### Task material

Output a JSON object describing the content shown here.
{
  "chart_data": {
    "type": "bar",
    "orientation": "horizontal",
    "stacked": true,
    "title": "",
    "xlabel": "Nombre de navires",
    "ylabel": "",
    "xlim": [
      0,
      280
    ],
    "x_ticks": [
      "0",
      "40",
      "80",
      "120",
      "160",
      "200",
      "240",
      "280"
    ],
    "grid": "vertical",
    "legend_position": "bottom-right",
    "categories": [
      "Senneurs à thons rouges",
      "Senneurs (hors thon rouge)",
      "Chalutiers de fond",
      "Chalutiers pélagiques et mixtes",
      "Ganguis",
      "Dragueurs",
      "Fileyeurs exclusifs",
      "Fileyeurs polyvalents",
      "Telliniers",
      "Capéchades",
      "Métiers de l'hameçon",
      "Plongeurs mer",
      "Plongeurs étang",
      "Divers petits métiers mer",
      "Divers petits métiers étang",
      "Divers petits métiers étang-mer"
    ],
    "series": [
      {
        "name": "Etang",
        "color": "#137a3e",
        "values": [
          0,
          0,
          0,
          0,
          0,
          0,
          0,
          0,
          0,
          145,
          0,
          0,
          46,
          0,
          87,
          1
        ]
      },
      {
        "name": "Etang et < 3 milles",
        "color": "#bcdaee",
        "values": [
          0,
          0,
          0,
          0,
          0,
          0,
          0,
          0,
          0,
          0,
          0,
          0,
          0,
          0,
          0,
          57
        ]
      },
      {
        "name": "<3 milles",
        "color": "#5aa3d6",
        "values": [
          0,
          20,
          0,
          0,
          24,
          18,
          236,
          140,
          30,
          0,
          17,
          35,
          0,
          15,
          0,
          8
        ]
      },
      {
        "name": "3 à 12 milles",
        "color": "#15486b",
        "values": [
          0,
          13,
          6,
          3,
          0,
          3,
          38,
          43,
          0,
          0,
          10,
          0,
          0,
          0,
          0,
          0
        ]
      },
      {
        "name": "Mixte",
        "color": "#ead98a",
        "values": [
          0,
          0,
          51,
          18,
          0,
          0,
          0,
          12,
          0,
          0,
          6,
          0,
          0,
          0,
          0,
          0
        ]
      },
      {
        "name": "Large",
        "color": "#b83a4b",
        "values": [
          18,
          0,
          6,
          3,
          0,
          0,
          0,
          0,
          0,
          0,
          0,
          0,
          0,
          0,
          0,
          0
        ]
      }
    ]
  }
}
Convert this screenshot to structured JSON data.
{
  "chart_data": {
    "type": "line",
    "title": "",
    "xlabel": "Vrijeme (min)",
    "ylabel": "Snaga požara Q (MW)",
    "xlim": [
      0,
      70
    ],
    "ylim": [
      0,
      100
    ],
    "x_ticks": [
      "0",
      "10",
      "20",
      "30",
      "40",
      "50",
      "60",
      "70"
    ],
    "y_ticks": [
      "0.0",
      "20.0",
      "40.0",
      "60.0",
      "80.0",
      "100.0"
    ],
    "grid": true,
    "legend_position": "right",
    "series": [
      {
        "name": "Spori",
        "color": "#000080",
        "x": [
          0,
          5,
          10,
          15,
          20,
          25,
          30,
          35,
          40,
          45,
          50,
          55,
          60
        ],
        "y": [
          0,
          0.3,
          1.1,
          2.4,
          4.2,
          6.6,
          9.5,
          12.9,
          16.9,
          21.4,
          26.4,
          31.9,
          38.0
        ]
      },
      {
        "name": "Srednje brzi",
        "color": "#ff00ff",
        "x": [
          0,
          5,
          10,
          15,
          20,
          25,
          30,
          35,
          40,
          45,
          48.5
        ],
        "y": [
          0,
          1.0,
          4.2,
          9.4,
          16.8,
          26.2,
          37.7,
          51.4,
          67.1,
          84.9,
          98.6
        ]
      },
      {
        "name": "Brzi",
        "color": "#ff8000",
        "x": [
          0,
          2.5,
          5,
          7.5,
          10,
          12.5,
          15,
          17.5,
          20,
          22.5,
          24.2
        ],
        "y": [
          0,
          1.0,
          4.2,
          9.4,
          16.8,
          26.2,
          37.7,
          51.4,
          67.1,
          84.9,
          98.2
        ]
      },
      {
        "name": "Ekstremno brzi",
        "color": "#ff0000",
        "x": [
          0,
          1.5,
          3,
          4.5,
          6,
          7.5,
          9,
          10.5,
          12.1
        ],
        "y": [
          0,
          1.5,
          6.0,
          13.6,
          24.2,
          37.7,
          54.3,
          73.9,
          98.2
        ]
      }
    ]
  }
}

### What is expected
Retype the entries exactly, including every line.

### Finished task
Output a JSON object describing the content shown here.
{
  "chart_data": {
    "type": "bar",
    "orientation": "horizontal",
    "stacked": true,
    "title": "",
    "xlabel": "Nombre de navires",
    "ylabel": "",
    "xlim": [
      0,
      280
    ],
    "x_ticks": [
      "0",
      "40",
      "80",
      "120",
      "160",
      "200",
      "240",
      "280"
    ],
    "grid": "vertical",
    "legend_position": "bottom-right",
    "categories": [
      "Senneurs à thons rouges",
      "Senneurs (hors thon rouge)",
      "Chalutiers de fond",
      "Chalutiers pélagiques et mixtes",
      "Ganguis",
      "Dragueurs",
      "Fileyeurs exclusifs",
      "Fileyeurs polyvalents",
      "Telliniers",
      "Capéchades",
      "Métiers de l'hameçon",
      "Plongeurs mer",
      "Plongeurs étang",
      "Divers petits métiers mer",
      "Divers petits métiers étang",
      "Divers petits métiers étang-mer"
    ],
    "series": [
      {
        "name": "Etang",
        "color": "#137a3e",
        "values": [
          0,
          0,
          0,
          0,
          0,
          0,
          0,
          0,
          0,
          145,
          0,
          0,
          46,
          0,
          87,
          1
        ]
      },
      {
        "name": "Etang et < 3 milles",
        "color": "#bcdaee",
        "values": [
          0,
          0,
          0,
          0,
          0,
          0,
          0,
          0,
          0,
          0,
          0,
          0,
          0,
          0,
          0,
          57
        ]
      },
      {
        "name": "<3 milles",
        "color": "#5aa3d6",
        "values": [
          0,
          20,
          0,
          0,
          24,
          18,
          236,
          140,
          30,
          0,
          17,
          35,
          0,
          15,
          0,
          8
        ]
      },
      {
        "name": "3 à 12 milles",
        "color": "#15486b",
        "values": [
          0,
          13,
          6,
          3,
          0,
          3,
          38,
          43,
          0,
          0,
          10,
          0,
          0,
          0,
          0,
          0
        ]
      },
      {
        "name": "Mixte",
        "color": "#ead98a",
        "values": [
          0,
          0,
          51,
          18,
          0,
          0,
          0,
          12,
          0,
          0,
          6,
          0,
          0,
          0,
          0,
          0
        ]
      },
      {
        "name": "Large",
        "color": "#b83a4b",
        "values": [
          18,
          0,
          6,
          3,
          0,
          0,
          0,
          0,
          0,
          0,
          0,
          0,
          0,
          0,
          0,
          0
        ]
      }
    ]
  }
}
Convert this screenshot to structured JSON data.
{
  "chart_data": {
    "type": "line",
    "title": "",
    "xlabel": "Vrijeme (min)",
    "ylabel": "Snaga požara Q (MW)",
    "xlim": [
      0,
      70
    ],
    "ylim": [
      0,
      100
    ],
    "x_ticks": [
      "0",
      "10",
      "20",
      "30",
      "40",
      "50",
      "60",
      "70"
    ],
    "y_ticks": [
      "0.0",
      "20.0",
      "40.0",
      "60.0",
      "80.0",
      "100.0"
    ],
    "grid": true,
    "legend_position": "right",
    "series": [
      {
        "name": "Spori",
        "color": "#000080",
        "x": [
          0,
          5,
          10,
          15,
          20,
          25,
          30,
          35,
          40,
          45,
          50,
          55,
          60
        ],
        "y": [
          0,
          0.3,
          1.1,
          2.4,
          4.2,
          6.6,
          9.5,
          12.9,
          16.9,
          21.4,
          26.4,
          31.9,
          38.0
        ]
      },
      {
        "name": "Srednje brzi",
        "color": "#ff00ff",
        "x": [
          0,
          5,
          10,
          15,
          20,
          25,
          30,
          35,
          40,
          45,
          48.5
        ],
        "y": [
          0,
          1.0,
          4.2,
          9.4,
          16.8,
          26.2,
          37.7,
          51.4,
          67.1,
          84.9,
          98.6
        ]
      },
      {
        "name": "Brzi",
        "color": "#ff8000",
        "x": [
          0,
          2.5,
          5,
          7.5,
          10,
          12.5,
          15,
          17.5,
          20,
          22.5,
          24.2
        ],
        "y": [
          0,
          1.0,
          4.2,
          9.4,
          16.8,
          26.2,
          37.7,
          51.4,
          67.1,
          84.9,
          98.2
        ]
      },
      {
        "name": "Ekstremno brzi",
        "color": "#ff0000",
        "x": [
          0,
          1.5,
          3,
          4.5,
          6,
          7.5,
          9,
          10.5,
          12.1
        ],
        "y": [
          0,
          1.5,
          6.0,
          13.6,
          24.2,
          37.7,
          54.3,
          73.9,
          98.2
        ]
      }
    ]
  }
}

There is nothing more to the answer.